### Given instruction
Collect all the lines that mention the word "region".

(Records about charts and figures)
# # # # # # #
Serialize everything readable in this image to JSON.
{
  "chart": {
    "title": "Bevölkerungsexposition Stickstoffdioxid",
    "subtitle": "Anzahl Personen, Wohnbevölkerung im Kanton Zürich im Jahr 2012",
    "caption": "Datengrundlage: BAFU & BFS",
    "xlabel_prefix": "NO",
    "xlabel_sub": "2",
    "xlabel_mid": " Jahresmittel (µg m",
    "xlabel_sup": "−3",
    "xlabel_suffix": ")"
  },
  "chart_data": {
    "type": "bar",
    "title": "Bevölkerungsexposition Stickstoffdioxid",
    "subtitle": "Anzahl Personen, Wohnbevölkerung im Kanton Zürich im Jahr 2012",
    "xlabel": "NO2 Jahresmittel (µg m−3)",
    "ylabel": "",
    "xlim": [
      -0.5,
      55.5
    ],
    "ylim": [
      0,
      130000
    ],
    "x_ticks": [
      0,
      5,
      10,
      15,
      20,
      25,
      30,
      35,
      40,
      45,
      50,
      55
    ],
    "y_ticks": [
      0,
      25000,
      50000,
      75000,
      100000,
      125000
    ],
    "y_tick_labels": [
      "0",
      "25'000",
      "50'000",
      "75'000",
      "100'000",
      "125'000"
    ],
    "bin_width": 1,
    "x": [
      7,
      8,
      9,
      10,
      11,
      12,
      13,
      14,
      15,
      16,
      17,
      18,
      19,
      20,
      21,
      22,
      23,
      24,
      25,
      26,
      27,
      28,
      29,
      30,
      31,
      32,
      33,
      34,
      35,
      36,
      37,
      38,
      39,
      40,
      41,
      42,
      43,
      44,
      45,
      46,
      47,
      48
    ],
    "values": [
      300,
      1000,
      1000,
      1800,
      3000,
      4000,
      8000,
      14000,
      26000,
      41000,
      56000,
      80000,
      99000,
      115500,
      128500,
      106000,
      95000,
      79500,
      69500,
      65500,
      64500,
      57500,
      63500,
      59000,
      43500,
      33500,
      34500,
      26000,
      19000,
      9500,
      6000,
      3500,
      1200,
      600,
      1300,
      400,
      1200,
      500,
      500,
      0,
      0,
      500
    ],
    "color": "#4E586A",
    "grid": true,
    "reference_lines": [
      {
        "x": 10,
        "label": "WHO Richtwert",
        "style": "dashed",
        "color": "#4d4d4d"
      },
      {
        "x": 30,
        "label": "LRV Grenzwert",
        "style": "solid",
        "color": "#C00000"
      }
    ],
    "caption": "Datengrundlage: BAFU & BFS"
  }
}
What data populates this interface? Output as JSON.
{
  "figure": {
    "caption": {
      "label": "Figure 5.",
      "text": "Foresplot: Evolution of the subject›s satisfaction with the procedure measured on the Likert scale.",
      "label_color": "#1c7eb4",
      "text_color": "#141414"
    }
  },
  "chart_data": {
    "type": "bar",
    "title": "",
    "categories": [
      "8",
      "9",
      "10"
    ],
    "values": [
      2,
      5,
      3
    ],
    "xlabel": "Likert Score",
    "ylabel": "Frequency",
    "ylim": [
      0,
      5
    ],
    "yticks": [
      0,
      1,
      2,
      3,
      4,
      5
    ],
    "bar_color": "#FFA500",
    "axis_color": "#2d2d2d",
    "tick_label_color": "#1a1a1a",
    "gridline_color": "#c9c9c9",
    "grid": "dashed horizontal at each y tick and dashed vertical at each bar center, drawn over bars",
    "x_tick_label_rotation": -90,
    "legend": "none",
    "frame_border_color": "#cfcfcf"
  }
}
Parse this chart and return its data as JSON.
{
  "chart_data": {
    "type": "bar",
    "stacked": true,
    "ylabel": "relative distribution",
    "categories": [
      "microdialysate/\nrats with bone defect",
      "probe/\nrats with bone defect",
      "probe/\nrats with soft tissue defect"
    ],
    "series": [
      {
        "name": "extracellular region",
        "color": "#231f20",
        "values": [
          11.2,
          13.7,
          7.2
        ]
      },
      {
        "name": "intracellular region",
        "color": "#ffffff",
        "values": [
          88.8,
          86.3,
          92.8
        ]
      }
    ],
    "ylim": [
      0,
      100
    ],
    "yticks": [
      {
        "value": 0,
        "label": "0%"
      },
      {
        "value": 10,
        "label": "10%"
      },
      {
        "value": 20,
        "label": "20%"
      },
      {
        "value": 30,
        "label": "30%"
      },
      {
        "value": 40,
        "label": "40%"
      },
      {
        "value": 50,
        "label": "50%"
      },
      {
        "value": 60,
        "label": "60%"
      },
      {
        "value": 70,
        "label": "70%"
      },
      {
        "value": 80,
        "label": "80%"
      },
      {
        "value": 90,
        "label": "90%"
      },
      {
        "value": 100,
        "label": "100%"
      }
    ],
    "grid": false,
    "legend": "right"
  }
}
# # # # # # #
### Full output
        "name": "extracellular region",
        "name": "intracellular region",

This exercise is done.